**EXERCISE REQUIREMENTS**: Output the entries verbatim, including every line.
##### TASK INPUTS
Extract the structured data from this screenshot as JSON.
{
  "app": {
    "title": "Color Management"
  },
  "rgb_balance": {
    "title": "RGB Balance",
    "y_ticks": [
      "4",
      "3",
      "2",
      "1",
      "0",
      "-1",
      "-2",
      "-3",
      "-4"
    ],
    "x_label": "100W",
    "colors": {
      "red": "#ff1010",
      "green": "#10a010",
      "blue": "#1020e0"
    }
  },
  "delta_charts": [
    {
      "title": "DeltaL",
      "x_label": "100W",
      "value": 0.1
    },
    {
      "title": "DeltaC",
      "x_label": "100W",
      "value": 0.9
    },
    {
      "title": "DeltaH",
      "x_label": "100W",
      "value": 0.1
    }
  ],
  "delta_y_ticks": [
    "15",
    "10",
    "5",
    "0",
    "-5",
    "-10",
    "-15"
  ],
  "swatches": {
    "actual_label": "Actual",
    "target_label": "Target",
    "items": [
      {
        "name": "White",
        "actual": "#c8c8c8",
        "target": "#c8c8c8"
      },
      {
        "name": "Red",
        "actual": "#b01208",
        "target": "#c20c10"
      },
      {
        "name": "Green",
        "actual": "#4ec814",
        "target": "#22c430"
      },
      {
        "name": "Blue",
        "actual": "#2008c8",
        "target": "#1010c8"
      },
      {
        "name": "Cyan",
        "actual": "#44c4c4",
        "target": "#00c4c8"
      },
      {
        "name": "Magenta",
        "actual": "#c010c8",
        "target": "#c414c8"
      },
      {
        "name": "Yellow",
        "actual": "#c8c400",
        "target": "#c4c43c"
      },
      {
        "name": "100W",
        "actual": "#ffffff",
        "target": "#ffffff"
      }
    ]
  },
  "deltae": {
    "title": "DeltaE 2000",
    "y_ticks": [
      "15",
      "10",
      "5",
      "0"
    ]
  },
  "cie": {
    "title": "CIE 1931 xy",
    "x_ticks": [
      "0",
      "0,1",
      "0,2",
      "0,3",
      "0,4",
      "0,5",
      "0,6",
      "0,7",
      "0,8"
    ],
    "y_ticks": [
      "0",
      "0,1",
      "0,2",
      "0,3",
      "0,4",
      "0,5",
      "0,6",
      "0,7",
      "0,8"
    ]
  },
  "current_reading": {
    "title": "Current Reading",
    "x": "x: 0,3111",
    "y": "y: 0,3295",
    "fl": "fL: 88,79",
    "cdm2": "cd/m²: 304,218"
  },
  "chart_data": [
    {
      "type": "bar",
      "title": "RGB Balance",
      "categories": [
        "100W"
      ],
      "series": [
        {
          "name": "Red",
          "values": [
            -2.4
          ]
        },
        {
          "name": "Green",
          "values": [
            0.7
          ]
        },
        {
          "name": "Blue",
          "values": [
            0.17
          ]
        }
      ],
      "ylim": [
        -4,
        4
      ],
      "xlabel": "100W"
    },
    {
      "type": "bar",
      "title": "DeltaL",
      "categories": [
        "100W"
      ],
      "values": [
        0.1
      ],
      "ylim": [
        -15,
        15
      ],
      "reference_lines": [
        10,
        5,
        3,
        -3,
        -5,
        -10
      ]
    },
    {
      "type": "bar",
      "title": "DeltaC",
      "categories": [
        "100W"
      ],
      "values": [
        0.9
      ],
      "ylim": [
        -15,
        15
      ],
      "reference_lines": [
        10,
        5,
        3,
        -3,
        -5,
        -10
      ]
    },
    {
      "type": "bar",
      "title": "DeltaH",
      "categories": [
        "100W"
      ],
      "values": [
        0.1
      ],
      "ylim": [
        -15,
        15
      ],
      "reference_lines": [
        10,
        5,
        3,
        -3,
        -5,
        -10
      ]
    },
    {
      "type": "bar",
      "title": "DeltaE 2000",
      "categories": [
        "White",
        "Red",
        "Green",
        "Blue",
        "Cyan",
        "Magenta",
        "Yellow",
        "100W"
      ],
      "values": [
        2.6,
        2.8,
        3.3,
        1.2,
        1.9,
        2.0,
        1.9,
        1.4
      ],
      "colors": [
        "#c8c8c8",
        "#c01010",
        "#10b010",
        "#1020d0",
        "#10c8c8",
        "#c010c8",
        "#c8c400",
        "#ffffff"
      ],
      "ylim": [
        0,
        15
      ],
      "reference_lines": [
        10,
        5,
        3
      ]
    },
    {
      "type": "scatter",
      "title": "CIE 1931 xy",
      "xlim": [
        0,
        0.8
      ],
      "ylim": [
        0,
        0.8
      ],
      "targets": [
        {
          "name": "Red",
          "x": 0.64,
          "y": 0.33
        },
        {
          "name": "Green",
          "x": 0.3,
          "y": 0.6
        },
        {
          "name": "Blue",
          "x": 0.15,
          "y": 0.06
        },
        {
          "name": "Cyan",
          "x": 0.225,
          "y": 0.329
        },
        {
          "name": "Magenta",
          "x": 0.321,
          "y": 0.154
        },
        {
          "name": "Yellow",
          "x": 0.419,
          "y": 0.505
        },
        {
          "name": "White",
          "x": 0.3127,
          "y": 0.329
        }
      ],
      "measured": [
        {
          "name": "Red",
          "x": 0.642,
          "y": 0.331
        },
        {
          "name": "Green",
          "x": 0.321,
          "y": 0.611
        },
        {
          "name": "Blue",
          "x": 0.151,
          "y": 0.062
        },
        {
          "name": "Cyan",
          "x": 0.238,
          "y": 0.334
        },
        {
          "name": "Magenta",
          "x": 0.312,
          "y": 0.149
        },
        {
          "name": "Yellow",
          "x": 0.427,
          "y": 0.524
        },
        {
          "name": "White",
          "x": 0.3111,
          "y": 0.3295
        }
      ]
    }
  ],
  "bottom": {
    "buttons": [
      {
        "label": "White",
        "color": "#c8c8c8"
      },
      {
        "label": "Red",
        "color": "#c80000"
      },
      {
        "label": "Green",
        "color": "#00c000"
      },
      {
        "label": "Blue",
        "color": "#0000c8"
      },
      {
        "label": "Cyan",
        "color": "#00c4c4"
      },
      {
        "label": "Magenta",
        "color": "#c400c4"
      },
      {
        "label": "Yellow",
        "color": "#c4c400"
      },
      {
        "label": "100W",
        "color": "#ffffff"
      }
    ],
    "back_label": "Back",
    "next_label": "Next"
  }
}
##########
**COMPLETED EXERCISE**:
Extract the structured data from this screenshot as JSON.
{
  "app": {
    "title": "Color Management"
  },
  "rgb_balance": {
    "title": "RGB Balance",
    "y_ticks": [
      "4",
      "3",
      "2",
      "1",
      "0",
      "-1",
      "-2",
      "-3",
      "-4"
    ],
    "x_label": "100W",
    "colors": {
      "red": "#ff1010",
      "green": "#10a010",
      "blue": "#1020e0"
    }
  },
  "delta_charts": [
    {
      "title": "DeltaL",
      "x_label": "100W",
      "value": 0.1
    },
    {
      "title": "DeltaC",
      "x_label": "100W",
      "value": 0.9
    },
    {
      "title": "DeltaH",
      "x_label": "100W",
      "value": 0.1
    }
  ],
  "delta_y_ticks": [
    "15",
    "10",
    "5",
    "0",
    "-5",
    "-10",
    "-15"
  ],
  "swatches": {
    "actual_label": "Actual",
    "target_label": "Target",
    "items": [
      {
        "name": "White",
        "actual": "#c8c8c8",
        "target": "#c8c8c8"
      },
      {
        "name": "Red",
        "actual": "#b01208",
        "target": "#c20c10"
      },
      {
        "name": "Green",
        "actual": "#4ec814",
        "target": "#22c430"
      },
      {
        "name": "Blue",
        "actual": "#2008c8",
        "target": "#1010c8"
      },
      {
        "name": "Cyan",
        "actual": "#44c4c4",
        "target": "#00c4c8"
      },
      {
        "name": "Magenta",
        "actual": "#c010c8",
        "target": "#c414c8"
      },
      {
        "name": "Yellow",
        "actual": "#c8c400",
        "target": "#c4c43c"
      },
      {
        "name": "100W",
        "actual": "#ffffff",
        "target": "#ffffff"
      }
    ]
  },
  "deltae": {
    "title": "DeltaE 2000",
    "y_ticks": [
      "15",
      "10",
      "5",
      "0"
    ]
  },
  "cie": {
    "title": "CIE 1931 xy",
    "x_ticks": [
      "0",
      "0,1",
      "0,2",
      "0,3",
      "0,4",
      "0,5",
      "0,6",
      "0,7",
      "0,8"
    ],
    "y_ticks": [
      "0",
      "0,1",
      "0,2",
      "0,3",
      "0,4",
      "0,5",
      "0,6",
      "0,7",
      "0,8"
    ]
  },
  "current_reading": {
    "title": "Current Reading",
    "x": "x: 0,3111",
    "y": "y: 0,3295",
    "fl": "fL: 88,79",
    "cdm2": "cd/m²: 304,218"
  },
  "chart_data": [
    {
      "type": "bar",
      "title": "RGB Balance",
      "categories": [
        "100W"
      ],
      "series": [
        {
          "name": "Red",
          "values": [
            -2.4
          ]
        },
        {
          "name": "Green",
          "values": [
            0.7
          ]
        },
        {
          "name": "Blue",
          "values": [
            0.17
          ]
        }
      ],
      "ylim": [
        -4,
        4
      ],
      "xlabel": "100W"
    },
    {
      "type": "bar",
      "title": "DeltaL",
      "categories": [
        "100W"
      ],
      "values": [
        0.1
      ],
      "ylim": [
        -15,
        15
      ],
      "reference_lines": [
        10,
        5,
        3,
        -3,
        -5,
        -10
      ]
    },
    {
      "type": "bar",
      "title": "DeltaC",
      "categories": [
        "100W"
      ],
      "values": [
        0.9
      ],
      "ylim": [
        -15,
        15
      ],
      "reference_lines": [
        10,
        5,
        3,
        -3,
        -5,
        -10
      ]
    },
    {
      "type": "bar",
      "title": "DeltaH",
      "categories": [
        "100W"
      ],
      "values": [
        0.1
      ],
      "ylim": [
        -15,
        15
      ],
      "reference_lines": [
        10,
        5,
        3,
        -3,
        -5,
        -10
      ]
    },
    {
      "type": "bar",
      "title": "DeltaE 2000",
      "categories": [
        "White",
        "Red",
        "Green",
        "Blue",
        "Cyan",
        "Magenta",
        "Yellow",
        "100W"
      ],
      "values": [
        2.6,
        2.8,
        3.3,
        1.2,
        1.9,
        2.0,
        1.9,
        1.4
      ],
      "colors": [
        "#c8c8c8",
        "#c01010",
        "#10b010",
        "#1020d0",
        "#10c8c8",
        "#c010c8",
        "#c8c400",
        "#ffffff"
      ],
      "ylim": [
        0,
        15
      ],
      "reference_lines": [
        10,
        5,
        3
      ]
    },
    {
      "type": "scatter",
      "title": "CIE 1931 xy",
      "xlim": [
        0,
        0.8
      ],
      "ylim": [
        0,
        0.8
      ],
      "targets": [
        {
          "name": "Red",
          "x": 0.64,
          "y": 0.33
        },
        {
          "name": "Green",
          "x": 0.3,
          "y": 0.6
        },
        {
          "name": "Blue",
          "x": 0.15,
          "y": 0.06
        },
        {
          "name": "Cyan",
          "x": 0.225,
          "y": 0.329
        },
        {
          "name": "Magenta",
          "x": 0.321,
          "y": 0.154
        },
        {
          "name": "Yellow",
          "x": 0.419,
          "y": 0.505
        },
        {
          "name": "White",
          "x": 0.3127,
          "y": 0.329
        }
      ],
      "measured": [
        {
          "name": "Red",
          "x": 0.642,
          "y": 0.331
        },
        {
          "name": "Green",
          "x": 0.321,
          "y": 0.611
        },
        {
          "name": "Blue",
          "x": 0.151,
          "y": 0.062
        },
        {
          "name": "Cyan",
          "x": 0.238,
          "y": 0.334
        },
        {
          "name": "Magenta",
          "x": 0.312,
          "y": 0.149
        },
        {
          "name": "Yellow",
          "x": 0.427,
          "y": 0.524
        },
        {
          "name": "White",
          "x": 0.3111,
          "y": 0.3295
        }
      ]
    }
  ],
  "bottom": {
    "buttons": [
      {
        "label": "White",
        "color": "#c8c8c8"
      },
      {
        "label": "Red",
        "color": "#c80000"
      },
      {
        "label": "Green",
        "color": "#00c000"
      },
      {
        "label": "Blue",
        "color": "#0000c8"
      },
      {
        "label": "Cyan",
        "color": "#00c4c4"
      },
      {
        "label": "Magenta",
        "color": "#c400c4"
      },
      {
        "label": "Yellow",
        "color": "#c4c400"
      },
      {
        "label": "100W",
        "color": "#ffffff"
      }
    ],
    "back_label": "Back",
    "next_label": "Next"
  }
}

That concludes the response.